[Items from a data source]
--- BEGIN ---
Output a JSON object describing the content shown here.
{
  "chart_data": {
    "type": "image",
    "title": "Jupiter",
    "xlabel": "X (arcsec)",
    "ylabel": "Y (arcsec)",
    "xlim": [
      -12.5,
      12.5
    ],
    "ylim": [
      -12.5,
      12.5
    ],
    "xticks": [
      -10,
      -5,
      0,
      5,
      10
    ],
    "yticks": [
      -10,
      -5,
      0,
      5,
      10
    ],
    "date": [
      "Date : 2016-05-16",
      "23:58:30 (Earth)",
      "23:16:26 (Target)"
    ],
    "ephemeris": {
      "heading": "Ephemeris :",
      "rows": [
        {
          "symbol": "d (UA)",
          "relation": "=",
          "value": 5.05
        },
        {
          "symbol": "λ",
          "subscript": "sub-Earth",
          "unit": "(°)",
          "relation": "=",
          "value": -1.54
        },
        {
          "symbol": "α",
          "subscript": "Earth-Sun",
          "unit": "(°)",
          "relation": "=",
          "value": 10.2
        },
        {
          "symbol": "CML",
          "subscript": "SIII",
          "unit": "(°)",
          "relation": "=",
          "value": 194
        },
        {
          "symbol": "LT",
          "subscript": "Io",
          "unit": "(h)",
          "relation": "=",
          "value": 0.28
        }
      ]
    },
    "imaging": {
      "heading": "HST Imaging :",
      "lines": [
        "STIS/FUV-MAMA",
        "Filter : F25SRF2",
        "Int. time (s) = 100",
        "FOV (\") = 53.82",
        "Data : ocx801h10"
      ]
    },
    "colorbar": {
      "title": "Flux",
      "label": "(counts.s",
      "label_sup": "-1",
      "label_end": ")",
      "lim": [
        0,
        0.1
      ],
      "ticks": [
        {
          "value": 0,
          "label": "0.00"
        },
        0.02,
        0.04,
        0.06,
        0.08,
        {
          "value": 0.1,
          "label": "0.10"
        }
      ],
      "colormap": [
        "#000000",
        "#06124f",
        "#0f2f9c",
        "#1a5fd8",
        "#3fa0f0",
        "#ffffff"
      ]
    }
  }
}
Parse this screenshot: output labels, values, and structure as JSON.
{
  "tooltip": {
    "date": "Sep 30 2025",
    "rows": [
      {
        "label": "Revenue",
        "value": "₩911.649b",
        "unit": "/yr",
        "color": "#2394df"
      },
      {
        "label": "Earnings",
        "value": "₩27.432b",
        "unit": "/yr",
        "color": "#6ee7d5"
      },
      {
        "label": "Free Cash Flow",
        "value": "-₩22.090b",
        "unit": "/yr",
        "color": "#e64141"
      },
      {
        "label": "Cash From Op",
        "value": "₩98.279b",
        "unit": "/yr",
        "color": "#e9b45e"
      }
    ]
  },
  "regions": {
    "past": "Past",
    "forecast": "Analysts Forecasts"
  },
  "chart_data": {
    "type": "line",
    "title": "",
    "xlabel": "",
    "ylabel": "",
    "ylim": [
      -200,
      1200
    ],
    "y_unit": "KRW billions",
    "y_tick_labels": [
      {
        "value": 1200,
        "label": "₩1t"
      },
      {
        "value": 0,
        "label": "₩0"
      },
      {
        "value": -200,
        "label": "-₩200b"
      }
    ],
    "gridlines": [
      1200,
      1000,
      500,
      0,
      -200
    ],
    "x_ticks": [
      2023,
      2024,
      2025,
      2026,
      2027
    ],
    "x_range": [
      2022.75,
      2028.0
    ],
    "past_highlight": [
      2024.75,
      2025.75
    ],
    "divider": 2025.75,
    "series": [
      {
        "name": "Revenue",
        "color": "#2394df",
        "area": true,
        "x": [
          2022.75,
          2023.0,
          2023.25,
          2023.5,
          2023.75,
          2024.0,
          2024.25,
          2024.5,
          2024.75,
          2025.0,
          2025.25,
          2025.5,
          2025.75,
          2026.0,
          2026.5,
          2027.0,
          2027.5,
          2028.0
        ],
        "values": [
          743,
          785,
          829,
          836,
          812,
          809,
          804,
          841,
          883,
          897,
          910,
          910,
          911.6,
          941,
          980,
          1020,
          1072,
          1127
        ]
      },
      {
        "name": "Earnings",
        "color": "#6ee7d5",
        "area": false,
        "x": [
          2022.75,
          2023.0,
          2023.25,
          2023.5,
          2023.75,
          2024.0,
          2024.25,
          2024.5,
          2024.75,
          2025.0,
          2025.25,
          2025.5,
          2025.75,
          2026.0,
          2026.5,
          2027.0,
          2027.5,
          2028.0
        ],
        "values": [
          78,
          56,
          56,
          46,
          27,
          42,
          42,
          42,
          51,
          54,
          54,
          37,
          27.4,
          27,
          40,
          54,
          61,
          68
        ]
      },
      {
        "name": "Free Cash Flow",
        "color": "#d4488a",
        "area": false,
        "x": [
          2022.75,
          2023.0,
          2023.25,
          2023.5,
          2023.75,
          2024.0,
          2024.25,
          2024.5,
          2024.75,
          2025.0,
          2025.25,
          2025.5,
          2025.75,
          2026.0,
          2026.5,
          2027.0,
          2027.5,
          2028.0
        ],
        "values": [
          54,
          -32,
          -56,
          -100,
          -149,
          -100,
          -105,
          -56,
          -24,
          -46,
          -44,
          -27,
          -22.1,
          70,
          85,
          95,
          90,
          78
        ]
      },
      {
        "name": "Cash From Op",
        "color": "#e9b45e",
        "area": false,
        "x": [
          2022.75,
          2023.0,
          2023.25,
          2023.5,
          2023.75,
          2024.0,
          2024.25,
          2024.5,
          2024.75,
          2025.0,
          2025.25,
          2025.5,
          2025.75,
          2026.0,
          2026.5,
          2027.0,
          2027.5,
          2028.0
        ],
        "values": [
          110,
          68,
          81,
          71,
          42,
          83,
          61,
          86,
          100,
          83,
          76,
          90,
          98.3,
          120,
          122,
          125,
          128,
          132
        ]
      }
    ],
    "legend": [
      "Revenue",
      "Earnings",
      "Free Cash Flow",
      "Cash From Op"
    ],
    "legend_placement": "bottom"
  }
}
--- END ---
> **Exercise**: Select and copy every line of the material that holds the string "Earnings".

> **Result**:
        "label": "Earnings",
        "name": "Earnings",
      "Earnings",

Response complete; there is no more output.